_Problem_.
Repeat, line for line, the entries printed below.

_Provided records_.

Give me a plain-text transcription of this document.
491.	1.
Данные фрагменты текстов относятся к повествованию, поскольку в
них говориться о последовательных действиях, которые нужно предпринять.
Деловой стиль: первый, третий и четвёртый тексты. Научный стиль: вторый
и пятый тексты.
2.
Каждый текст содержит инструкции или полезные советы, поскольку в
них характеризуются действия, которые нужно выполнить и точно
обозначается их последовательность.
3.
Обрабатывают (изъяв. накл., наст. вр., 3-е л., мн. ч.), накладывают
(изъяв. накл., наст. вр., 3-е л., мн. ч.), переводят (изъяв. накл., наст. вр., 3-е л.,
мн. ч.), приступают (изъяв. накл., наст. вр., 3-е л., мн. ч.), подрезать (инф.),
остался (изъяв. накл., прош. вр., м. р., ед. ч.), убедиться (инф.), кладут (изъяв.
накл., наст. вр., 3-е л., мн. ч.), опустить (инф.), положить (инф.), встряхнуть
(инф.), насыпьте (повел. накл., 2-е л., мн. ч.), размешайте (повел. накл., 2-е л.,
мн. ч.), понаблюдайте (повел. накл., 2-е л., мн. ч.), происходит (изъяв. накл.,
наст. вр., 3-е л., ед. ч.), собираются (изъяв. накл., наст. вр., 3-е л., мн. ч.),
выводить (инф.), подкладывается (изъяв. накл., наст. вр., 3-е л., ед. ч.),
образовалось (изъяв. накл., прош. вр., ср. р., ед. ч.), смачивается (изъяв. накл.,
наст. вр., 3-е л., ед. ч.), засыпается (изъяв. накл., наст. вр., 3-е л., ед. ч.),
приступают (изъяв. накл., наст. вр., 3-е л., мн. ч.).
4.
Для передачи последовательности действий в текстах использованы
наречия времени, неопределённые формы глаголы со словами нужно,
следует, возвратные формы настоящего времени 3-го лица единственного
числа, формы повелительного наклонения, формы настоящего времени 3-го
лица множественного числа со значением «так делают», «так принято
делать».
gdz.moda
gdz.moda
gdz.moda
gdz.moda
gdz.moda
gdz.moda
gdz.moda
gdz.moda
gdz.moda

_Exercise solution_.
Give me a plain-text transcription of this document.
491.	1.
Данные фрагменты текстов относятся к повествованию, поскольку в
них говориться о последовательных действиях, которые нужно предпринять.
Деловой стиль: первый, третий и четвёртый тексты. Научный стиль: вторый
и пятый тексты.
2.
Каждый текст содержит инструкции или полезные советы, поскольку в
них характеризуются действия, которые нужно выполнить и точно
обозначается их последовательность.
3.
Обрабатывают (изъяв. накл., наст. вр., 3-е л., мн. ч.), накладывают
(изъяв. накл., наст. вр., 3-е л., мн. ч.), переводят (изъяв. накл., наст. вр., 3-е л.,
мн. ч.), приступают (изъяв. накл., наст. вр., 3-е л., мн. ч.), подрезать (инф.),
остался (изъяв. накл., прош. вр., м. р., ед. ч.), убедиться (инф.), кладут (изъяв.
накл., наст. вр., 3-е л., мн. ч.), опустить (инф.), положить (инф.), встряхнуть
(инф.), насыпьте (повел. накл., 2-е л., мн. ч.), размешайте (повел. накл., 2-е л.,
мн. ч.), понаблюдайте (повел. накл., 2-е л., мн. ч.), происходит (изъяв. накл.,
наст. вр., 3-е л., ед. ч.), собираются (изъяв. накл., наст. вр., 3-е л., мн. ч.),
выводить (инф.), подкладывается (изъяв. накл., наст. вр., 3-е л., ед. ч.),
образовалось (изъяв. накл., прош. вр., ср. р., ед. ч.), смачивается (изъяв. накл.,
наст. вр., 3-е л., ед. ч.), засыпается (изъяв. накл., наст. вр., 3-е л., ед. ч.),
приступают (изъяв. накл., наст. вр., 3-е л., мн. ч.).
4.
Для передачи последовательности действий в текстах использованы
наречия времени, неопределённые формы глаголы со словами нужно,
следует, возвратные формы настоящего времени 3-го лица единственного
числа, формы повелительного наклонения, формы настоящего времени 3-го
лица множественного числа со значением «так делают», «так принято
делать».
gdz.moda
gdz.moda
gdz.moda
gdz.moda
gdz.moda
gdz.moda
gdz.moda
gdz.moda
gdz.moda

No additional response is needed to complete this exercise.